-- start of DATASET ROWS --
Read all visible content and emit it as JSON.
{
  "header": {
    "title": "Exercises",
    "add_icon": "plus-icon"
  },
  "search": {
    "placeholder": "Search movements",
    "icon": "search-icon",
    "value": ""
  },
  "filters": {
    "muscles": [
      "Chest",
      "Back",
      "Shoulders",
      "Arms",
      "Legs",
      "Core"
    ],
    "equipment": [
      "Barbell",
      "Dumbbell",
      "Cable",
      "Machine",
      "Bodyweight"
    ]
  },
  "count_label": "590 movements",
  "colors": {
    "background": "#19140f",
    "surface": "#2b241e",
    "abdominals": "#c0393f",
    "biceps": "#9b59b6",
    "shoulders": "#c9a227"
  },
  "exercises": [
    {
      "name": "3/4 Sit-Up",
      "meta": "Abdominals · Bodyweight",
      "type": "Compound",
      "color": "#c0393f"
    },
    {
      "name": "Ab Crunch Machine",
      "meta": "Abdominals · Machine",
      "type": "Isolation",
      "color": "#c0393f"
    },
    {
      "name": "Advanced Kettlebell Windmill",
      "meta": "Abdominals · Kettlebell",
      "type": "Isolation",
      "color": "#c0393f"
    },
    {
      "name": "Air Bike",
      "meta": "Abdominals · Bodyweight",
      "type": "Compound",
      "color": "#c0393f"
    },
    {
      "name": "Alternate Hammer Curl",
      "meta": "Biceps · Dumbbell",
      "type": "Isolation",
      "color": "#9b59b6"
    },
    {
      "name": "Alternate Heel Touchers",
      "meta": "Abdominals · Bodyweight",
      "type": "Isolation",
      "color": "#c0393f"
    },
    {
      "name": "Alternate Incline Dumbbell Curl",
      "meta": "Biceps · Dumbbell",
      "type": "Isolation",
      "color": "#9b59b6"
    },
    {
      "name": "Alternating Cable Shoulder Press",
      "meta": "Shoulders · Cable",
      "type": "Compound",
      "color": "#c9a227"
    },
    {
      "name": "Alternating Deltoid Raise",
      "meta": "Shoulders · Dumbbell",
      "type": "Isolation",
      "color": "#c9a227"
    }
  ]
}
-- end of DATASET ROWS --
_WHAT TO WORK ON_
Every entry should be output exactly as written, please.

_WRITTEN ANSWER_
Read all visible content and emit it as JSON.
{
  "header": {
    "title": "Exercises",
    "add_icon": "plus-icon"
  },
  "search": {
    "placeholder": "Search movements",
    "icon": "search-icon",
    "value": ""
  },
  "filters": {
    "muscles": [
      "Chest",
      "Back",
      "Shoulders",
      "Arms",
      "Legs",
      "Core"
    ],
    "equipment": [
      "Barbell",
      "Dumbbell",
      "Cable",
      "Machine",
      "Bodyweight"
    ]
  },
  "count_label": "590 movements",
  "colors": {
    "background": "#19140f",
    "surface": "#2b241e",
    "abdominals": "#c0393f",
    "biceps": "#9b59b6",
    "shoulders": "#c9a227"
  },
  "exercises": [
    {
      "name": "3/4 Sit-Up",
      "meta": "Abdominals · Bodyweight",
      "type": "Compound",
      "color": "#c0393f"
    },
    {
      "name": "Ab Crunch Machine",
      "meta": "Abdominals · Machine",
      "type": "Isolation",
      "color": "#c0393f"
    },
    {
      "name": "Advanced Kettlebell Windmill",
      "meta": "Abdominals · Kettlebell",
      "type": "Isolation",
      "color": "#c0393f"
    },
    {
      "name": "Air Bike",
      "meta": "Abdominals · Bodyweight",
      "type": "Compound",
      "color": "#c0393f"
    },
    {
      "name": "Alternate Hammer Curl",
      "meta": "Biceps · Dumbbell",
      "type": "Isolation",
      "color": "#9b59b6"
    },
    {
      "name": "Alternate Heel Touchers",
      "meta": "Abdominals · Bodyweight",
      "type": "Isolation",
      "color": "#c0393f"
    },
    {
      "name": "Alternate Incline Dumbbell Curl",
      "meta": "Biceps · Dumbbell",
      "type": "Isolation",
      "color": "#9b59b6"
    },
    {
      "name": "Alternating Cable Shoulder Press",
      "meta": "Shoulders · Cable",
      "type": "Compound",
      "color": "#c9a227"
    },
    {
      "name": "Alternating Deltoid Raise",
      "meta": "Shoulders · Dumbbell",
      "type": "Isolation",
      "color": "#c9a227"
    }
  ]
}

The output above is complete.